##### AVAILABLE RECORDS

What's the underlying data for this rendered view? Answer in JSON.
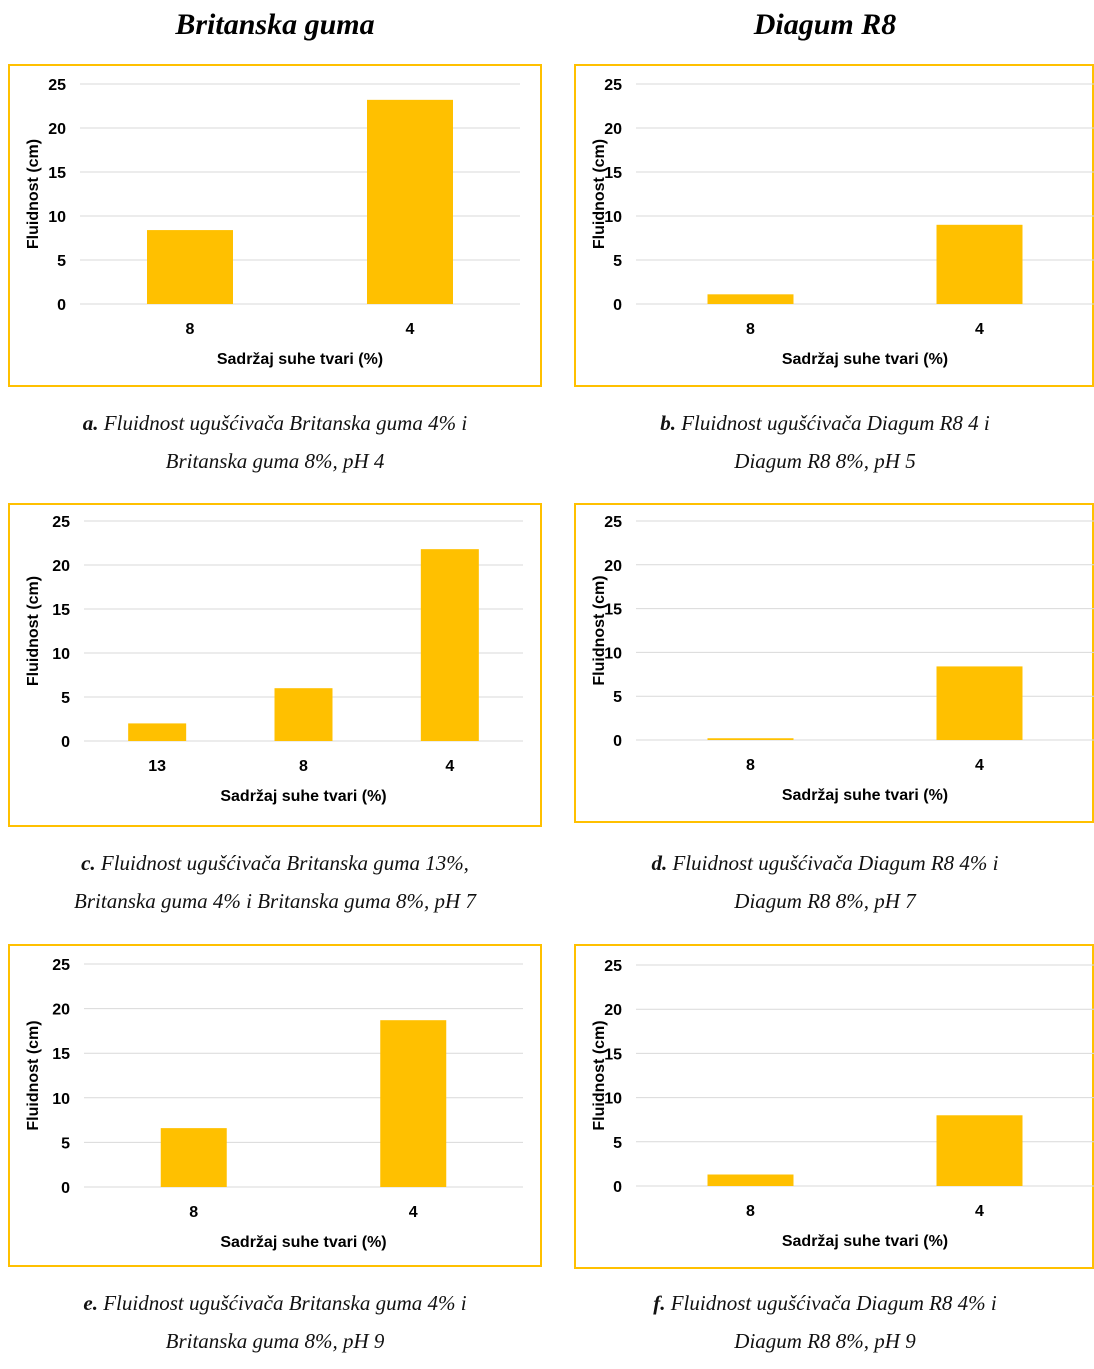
{
  "headers": {
    "left": "Britanska guma",
    "right": "Diagum R8"
  },
  "accent_color": "#FFC000",
  "bar_color": "#FFC000",
  "chart_data": [
    {
      "panel": "a",
      "type": "bar",
      "categories": [
        "8",
        "4"
      ],
      "values": [
        8.4,
        23.2
      ],
      "xlabel": "Sadržaj suhe tvari (%)",
      "ylabel": "Fluidnost (cm)",
      "ylim": [
        0,
        25
      ],
      "yticks": [
        0,
        5,
        10,
        15,
        20,
        25
      ],
      "grid": true
    },
    {
      "panel": "b",
      "type": "bar",
      "categories": [
        "8",
        "4"
      ],
      "values": [
        1.1,
        9.0
      ],
      "xlabel": "Sadržaj suhe tvari (%)",
      "ylabel": "Fluidnost (cm)",
      "ylim": [
        0,
        25
      ],
      "yticks": [
        0,
        5,
        10,
        15,
        20,
        25
      ],
      "grid": true
    },
    {
      "panel": "c",
      "type": "bar",
      "categories": [
        "13",
        "8",
        "4"
      ],
      "values": [
        2.0,
        6.0,
        21.8
      ],
      "xlabel": "Sadržaj suhe tvari (%)",
      "ylabel": "Fluidnost (cm)",
      "ylim": [
        0,
        25
      ],
      "yticks": [
        0,
        5,
        10,
        15,
        20,
        25
      ],
      "grid": true
    },
    {
      "panel": "d",
      "type": "bar",
      "categories": [
        "8",
        "4"
      ],
      "values": [
        0.2,
        8.4
      ],
      "xlabel": "Sadržaj suhe tvari (%)",
      "ylabel": "Fluidnost (cm)",
      "ylim": [
        0,
        25
      ],
      "yticks": [
        0,
        5,
        10,
        15,
        20,
        25
      ],
      "grid": true
    },
    {
      "panel": "e",
      "type": "bar",
      "categories": [
        "8",
        "4"
      ],
      "values": [
        6.6,
        18.7
      ],
      "xlabel": "Sadržaj suhe tvari (%)",
      "ylabel": "Fluidnost (cm)",
      "ylim": [
        0,
        25
      ],
      "yticks": [
        0,
        5,
        10,
        15,
        20,
        25
      ],
      "grid": true
    },
    {
      "panel": "f",
      "type": "bar",
      "categories": [
        "8",
        "4"
      ],
      "values": [
        1.3,
        8.0
      ],
      "xlabel": "Sadržaj suhe tvari (%)",
      "ylabel": "Fluidnost (cm)",
      "ylim": [
        0,
        25
      ],
      "yticks": [
        0,
        5,
        10,
        15,
        20,
        25
      ],
      "grid": true
    }
  ],
  "captions": [
    {
      "letter": "a.",
      "line1": " Fluidnost ugušćivača Britanska guma 4% i",
      "line2": "Britanska guma 8%,  pH 4"
    },
    {
      "letter": "b.",
      "line1": " Fluidnost ugušćivača Diagum R8 4 i",
      "line2": "Diagum R8 8%, pH 5"
    },
    {
      "letter": "c.",
      "line1": " Fluidnost ugušćivača  Britanska guma 13%,",
      "line2": "Britanska guma 4% i Britanska guma 8%, pH 7"
    },
    {
      "letter": "d.",
      "line1": " Fluidnost ugušćivača Diagum R8 4% i",
      "line2": "Diagum R8 8%, pH 7"
    },
    {
      "letter": "e.",
      "line1": " Fluidnost ugušćivača Britanska guma 4% i",
      "line2": "Britanska guma 8%, pH 9"
    },
    {
      "letter": "f.",
      "line1": " Fluidnost ugušćivača Diagum R8 4% i",
      "line2": "Diagum R8 8%, pH 9"
    }
  ]
}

##########

(PROBLEM TO WORK ON):
Only the number is wanted: how many lines contain the string "guma"?

(WRITTEN RESPONSE):
7